#### PASSAGE PROVIDED
────────────────

Title: Re: [GreenYes] Garbage to energy
On Radio Times here in Philly today, same thing. Two experts on biofuels talking about the problems with grain production concluding that the best source is waste material.

See April 24, 2008 first hour of the show:

I got into this field through all my energy research on combustion and chemical conversion technologies surrounding waste and industrial byproducts back in the early 1980s. My conclusion then was that as long as oil prices stayed below $50 a barrel it was all a moot point. Fasten your seat belts. Today’s tissue grade may be tomorrow’s composite syn-fuel. Let the markets decide?

David Biddle, Executive Director
Greater Philadelphia Commercial Recycling Council
P.O. Box 4037
Philadelphia, PA 19118

215-247-3090 (desk)
215-432-8225 (cell)

on 4/24/08 2:55 PM, amy perlmutter at amy@no.address wrote:

From oregon public broadcasting,

Study Finds Garbage-To-Fuel Best Fit For NW

By Tom Banse

Olympia, WA  March 17, 2008 8:39 a.m.

Northwest biodiesel and ethanol production is on the rise.  But most of the raw materials for our biofuels still come from far away.

────────────────

#### RECORD SET
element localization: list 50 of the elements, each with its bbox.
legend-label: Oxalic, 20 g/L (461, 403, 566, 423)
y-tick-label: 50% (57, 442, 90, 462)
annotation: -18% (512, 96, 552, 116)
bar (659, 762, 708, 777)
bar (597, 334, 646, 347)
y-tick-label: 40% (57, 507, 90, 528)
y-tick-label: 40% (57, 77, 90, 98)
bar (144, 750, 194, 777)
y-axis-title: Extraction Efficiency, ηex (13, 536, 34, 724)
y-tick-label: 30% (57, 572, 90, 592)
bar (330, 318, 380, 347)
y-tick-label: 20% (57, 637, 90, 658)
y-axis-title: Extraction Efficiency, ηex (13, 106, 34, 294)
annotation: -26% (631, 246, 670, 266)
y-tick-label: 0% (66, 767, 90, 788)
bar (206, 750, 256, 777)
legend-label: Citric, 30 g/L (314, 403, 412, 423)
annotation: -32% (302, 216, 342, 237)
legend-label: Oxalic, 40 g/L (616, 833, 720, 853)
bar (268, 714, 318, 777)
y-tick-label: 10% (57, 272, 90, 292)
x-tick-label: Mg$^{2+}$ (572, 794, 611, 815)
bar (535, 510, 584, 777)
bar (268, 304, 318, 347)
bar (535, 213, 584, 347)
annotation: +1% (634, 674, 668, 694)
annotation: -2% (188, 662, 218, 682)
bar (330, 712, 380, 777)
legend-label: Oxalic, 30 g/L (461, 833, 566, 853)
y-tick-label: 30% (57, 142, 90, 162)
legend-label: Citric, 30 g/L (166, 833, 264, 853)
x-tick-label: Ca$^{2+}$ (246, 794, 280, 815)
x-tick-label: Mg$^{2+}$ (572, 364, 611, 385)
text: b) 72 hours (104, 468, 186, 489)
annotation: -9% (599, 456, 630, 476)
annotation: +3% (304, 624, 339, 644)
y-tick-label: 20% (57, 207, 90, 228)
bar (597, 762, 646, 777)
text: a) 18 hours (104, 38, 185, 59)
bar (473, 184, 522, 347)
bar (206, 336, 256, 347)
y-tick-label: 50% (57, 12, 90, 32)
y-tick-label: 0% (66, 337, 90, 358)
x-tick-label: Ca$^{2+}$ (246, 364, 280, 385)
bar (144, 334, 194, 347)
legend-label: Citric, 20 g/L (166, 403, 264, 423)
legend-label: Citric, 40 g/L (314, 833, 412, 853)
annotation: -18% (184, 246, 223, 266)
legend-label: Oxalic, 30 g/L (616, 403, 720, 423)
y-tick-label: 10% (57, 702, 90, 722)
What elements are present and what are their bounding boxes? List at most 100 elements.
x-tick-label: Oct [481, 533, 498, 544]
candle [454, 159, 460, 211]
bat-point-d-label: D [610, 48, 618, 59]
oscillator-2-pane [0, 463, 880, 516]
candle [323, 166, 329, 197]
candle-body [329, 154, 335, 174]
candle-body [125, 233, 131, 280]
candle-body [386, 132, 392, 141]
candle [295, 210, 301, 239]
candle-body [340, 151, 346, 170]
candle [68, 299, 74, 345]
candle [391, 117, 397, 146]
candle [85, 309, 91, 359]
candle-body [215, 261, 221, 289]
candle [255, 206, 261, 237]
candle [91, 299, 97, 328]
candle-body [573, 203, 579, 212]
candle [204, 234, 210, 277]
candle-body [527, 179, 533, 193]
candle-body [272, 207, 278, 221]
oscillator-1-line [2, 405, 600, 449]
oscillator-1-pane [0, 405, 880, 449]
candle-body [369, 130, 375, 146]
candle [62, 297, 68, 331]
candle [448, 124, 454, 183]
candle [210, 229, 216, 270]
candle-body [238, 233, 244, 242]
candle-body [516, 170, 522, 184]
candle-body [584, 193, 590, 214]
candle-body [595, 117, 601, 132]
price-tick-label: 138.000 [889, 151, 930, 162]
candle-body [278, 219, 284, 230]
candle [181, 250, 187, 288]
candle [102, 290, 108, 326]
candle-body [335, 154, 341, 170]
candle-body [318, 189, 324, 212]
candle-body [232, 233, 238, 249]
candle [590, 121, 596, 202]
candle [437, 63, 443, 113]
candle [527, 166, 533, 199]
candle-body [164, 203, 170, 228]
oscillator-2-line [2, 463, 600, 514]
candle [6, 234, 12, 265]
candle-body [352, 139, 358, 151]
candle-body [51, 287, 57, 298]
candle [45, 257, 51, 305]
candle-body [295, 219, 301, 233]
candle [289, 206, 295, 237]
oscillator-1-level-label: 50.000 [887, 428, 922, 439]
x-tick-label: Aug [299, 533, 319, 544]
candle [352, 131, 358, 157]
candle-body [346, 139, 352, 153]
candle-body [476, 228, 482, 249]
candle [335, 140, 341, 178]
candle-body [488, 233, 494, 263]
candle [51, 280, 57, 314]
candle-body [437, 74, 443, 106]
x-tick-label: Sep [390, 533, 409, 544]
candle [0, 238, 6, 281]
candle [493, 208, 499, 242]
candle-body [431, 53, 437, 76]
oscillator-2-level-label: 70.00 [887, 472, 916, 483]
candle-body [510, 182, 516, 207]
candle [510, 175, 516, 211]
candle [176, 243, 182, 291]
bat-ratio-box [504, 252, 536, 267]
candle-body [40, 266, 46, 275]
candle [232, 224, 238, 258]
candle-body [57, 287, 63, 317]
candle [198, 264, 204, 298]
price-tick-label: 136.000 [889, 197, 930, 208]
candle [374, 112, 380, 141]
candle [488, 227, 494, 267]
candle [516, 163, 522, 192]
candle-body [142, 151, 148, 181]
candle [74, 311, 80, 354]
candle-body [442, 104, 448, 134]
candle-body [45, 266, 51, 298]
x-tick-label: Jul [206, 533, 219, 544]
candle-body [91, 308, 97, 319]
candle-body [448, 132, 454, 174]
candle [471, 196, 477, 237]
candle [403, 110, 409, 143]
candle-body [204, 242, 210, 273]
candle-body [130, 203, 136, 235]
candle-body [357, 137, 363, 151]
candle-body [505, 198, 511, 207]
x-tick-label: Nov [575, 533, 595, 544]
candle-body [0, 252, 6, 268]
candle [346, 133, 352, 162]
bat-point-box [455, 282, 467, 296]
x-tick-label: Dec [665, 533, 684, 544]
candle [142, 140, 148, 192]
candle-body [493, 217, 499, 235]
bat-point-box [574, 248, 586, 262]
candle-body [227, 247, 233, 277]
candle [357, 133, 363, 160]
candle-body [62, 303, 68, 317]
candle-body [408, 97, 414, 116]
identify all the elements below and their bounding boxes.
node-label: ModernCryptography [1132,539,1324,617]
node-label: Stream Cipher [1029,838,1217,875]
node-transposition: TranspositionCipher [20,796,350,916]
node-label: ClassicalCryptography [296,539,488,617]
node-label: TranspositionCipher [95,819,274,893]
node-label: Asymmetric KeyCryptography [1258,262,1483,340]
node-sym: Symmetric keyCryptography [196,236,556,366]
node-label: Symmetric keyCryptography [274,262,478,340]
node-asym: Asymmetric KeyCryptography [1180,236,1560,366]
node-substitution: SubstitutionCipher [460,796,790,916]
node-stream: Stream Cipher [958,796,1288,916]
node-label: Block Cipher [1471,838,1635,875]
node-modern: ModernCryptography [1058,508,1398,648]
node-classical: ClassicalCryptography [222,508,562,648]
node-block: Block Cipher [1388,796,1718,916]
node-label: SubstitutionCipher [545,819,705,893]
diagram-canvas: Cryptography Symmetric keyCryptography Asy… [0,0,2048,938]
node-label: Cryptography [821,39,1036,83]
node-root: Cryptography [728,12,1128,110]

────────────────

#### TASK DETAILS
Please answer from the email about garbage to energy: below what oil price did the writer conclude, in the early 1980s, that the matter was a moot point? The material has no connection to the email.

#### RESULT OF THE EXERCISE
Below $50 a barrel.